──────── Data records ────────
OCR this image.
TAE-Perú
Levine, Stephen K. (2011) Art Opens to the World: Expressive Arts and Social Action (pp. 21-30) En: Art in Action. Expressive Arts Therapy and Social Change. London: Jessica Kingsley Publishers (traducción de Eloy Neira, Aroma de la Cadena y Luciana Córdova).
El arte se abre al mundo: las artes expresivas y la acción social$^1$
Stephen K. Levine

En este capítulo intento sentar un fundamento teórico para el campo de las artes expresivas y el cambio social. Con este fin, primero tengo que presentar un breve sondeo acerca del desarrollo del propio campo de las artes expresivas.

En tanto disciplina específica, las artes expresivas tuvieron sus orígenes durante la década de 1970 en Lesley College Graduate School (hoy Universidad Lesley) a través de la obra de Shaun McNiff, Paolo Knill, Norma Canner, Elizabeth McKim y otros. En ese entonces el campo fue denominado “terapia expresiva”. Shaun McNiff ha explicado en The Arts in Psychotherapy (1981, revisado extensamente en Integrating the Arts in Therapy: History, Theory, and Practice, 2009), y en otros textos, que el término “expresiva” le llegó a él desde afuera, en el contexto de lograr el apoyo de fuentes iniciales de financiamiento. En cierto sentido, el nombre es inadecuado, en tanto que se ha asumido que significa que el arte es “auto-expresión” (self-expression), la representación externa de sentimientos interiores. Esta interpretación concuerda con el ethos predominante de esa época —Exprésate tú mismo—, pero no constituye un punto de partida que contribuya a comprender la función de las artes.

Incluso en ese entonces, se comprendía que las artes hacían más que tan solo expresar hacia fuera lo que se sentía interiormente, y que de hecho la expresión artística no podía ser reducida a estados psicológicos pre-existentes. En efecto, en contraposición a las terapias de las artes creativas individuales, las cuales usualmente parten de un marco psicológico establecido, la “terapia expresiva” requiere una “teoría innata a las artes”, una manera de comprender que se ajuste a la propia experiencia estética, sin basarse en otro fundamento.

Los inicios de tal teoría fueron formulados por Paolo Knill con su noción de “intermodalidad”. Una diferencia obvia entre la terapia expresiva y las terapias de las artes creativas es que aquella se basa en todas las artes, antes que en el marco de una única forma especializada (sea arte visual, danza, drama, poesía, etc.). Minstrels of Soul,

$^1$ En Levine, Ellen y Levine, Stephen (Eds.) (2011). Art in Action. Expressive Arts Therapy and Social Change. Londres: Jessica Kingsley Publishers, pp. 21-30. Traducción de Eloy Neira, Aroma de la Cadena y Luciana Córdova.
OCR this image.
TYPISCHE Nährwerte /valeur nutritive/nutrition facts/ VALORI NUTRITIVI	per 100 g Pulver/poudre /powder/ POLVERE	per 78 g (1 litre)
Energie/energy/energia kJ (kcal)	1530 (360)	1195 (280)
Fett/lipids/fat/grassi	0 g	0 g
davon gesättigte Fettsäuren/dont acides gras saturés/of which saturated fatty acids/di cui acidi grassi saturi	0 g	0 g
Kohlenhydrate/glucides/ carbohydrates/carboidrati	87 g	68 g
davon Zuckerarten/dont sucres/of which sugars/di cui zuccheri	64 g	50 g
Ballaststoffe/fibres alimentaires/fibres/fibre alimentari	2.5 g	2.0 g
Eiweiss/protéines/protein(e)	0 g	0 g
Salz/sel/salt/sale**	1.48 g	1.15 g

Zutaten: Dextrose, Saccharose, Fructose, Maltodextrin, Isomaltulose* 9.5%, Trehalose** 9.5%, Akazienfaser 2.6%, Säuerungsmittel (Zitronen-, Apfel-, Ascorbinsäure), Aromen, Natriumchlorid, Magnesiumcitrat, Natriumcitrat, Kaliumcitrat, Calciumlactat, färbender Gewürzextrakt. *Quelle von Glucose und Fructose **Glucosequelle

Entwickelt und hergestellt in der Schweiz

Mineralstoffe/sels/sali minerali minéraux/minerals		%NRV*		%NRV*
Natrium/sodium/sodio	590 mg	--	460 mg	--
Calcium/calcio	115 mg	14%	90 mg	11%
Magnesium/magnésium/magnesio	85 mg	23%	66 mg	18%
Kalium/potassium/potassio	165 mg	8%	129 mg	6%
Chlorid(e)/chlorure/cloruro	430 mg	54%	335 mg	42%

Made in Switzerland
────────
### Work instruction
Copy out every entry above exactly.

### Response to this task
OCR this image.
TAE-Perú
Levine, Stephen K. (2011) Art Opens to the World: Expressive Arts and Social Action (pp. 21-30) En: Art in Action. Expressive Arts Therapy and Social Change. London: Jessica Kingsley Publishers (traducción de Eloy Neira, Aroma de la Cadena y Luciana Córdova).
El arte se abre al mundo: las artes expresivas y la acción social$^1$
Stephen K. Levine

En este capítulo intento sentar un fundamento teórico para el campo de las artes expresivas y el cambio social. Con este fin, primero tengo que presentar un breve sondeo acerca del desarrollo del propio campo de las artes expresivas.

En tanto disciplina específica, las artes expresivas tuvieron sus orígenes durante la década de 1970 en Lesley College Graduate School (hoy Universidad Lesley) a través de la obra de Shaun McNiff, Paolo Knill, Norma Canner, Elizabeth McKim y otros. En ese entonces el campo fue denominado “terapia expresiva”. Shaun McNiff ha explicado en The Arts in Psychotherapy (1981, revisado extensamente en Integrating the Arts in Therapy: History, Theory, and Practice, 2009), y en otros textos, que el término “expresiva” le llegó a él desde afuera, en el contexto de lograr el apoyo de fuentes iniciales de financiamiento. En cierto sentido, el nombre es inadecuado, en tanto que se ha asumido que significa que el arte es “auto-expresión” (self-expression), la representación externa de sentimientos interiores. Esta interpretación concuerda con el ethos predominante de esa época —Exprésate tú mismo—, pero no constituye un punto de partida que contribuya a comprender la función de las artes.

Incluso en ese entonces, se comprendía que las artes hacían más que tan solo expresar hacia fuera lo que se sentía interiormente, y que de hecho la expresión artística no podía ser reducida a estados psicológicos pre-existentes. En efecto, en contraposición a las terapias de las artes creativas individuales, las cuales usualmente parten de un marco psicológico establecido, la “terapia expresiva” requiere una “teoría innata a las artes”, una manera de comprender que se ajuste a la propia experiencia estética, sin basarse en otro fundamento.

Los inicios de tal teoría fueron formulados por Paolo Knill con su noción de “intermodalidad”. Una diferencia obvia entre la terapia expresiva y las terapias de las artes creativas es que aquella se basa en todas las artes, antes que en el marco de una única forma especializada (sea arte visual, danza, drama, poesía, etc.). Minstrels of Soul,

$^1$ En Levine, Ellen y Levine, Stephen (Eds.) (2011). Art in Action. Expressive Arts Therapy and Social Change. Londres: Jessica Kingsley Publishers, pp. 21-30. Traducción de Eloy Neira, Aroma de la Cadena y Luciana Córdova.
OCR this image.
TYPISCHE Nährwerte /valeur nutritive/nutrition facts/ VALORI NUTRITIVI	per 100 g Pulver/poudre /powder/ POLVERE	per 78 g (1 litre)
Energie/energy/energia kJ (kcal)	1530 (360)	1195 (280)
Fett/lipids/fat/grassi	0 g	0 g
davon gesättigte Fettsäuren/dont acides gras saturés/of which saturated fatty acids/di cui acidi grassi saturi	0 g	0 g
Kohlenhydrate/glucides/ carbohydrates/carboidrati	87 g	68 g
davon Zuckerarten/dont sucres/of which sugars/di cui zuccheri	64 g	50 g
Ballaststoffe/fibres alimentaires/fibres/fibre alimentari	2.5 g	2.0 g
Eiweiss/protéines/protein(e)	0 g	0 g
Salz/sel/salt/sale**	1.48 g	1.15 g

Zutaten: Dextrose, Saccharose, Fructose, Maltodextrin, Isomaltulose* 9.5%, Trehalose** 9.5%, Akazienfaser 2.6%, Säuerungsmittel (Zitronen-, Apfel-, Ascorbinsäure), Aromen, Natriumchlorid, Magnesiumcitrat, Natriumcitrat, Kaliumcitrat, Calciumlactat, färbender Gewürzextrakt. *Quelle von Glucose und Fructose **Glucosequelle

Entwickelt und hergestellt in der Schweiz

Mineralstoffe/sels/sali minerali minéraux/minerals		%NRV*		%NRV*
Natrium/sodium/sodio	590 mg	--	460 mg	--
Calcium/calcio	115 mg	14%	90 mg	11%
Magnesium/magnésium/magnesio	85 mg	23%	66 mg	18%
Kalium/potassium/potassio	165 mg	8%	129 mg	6%
Chlorid(e)/chlorure/cloruro	430 mg	54%	335 mg	42%

Made in Switzerland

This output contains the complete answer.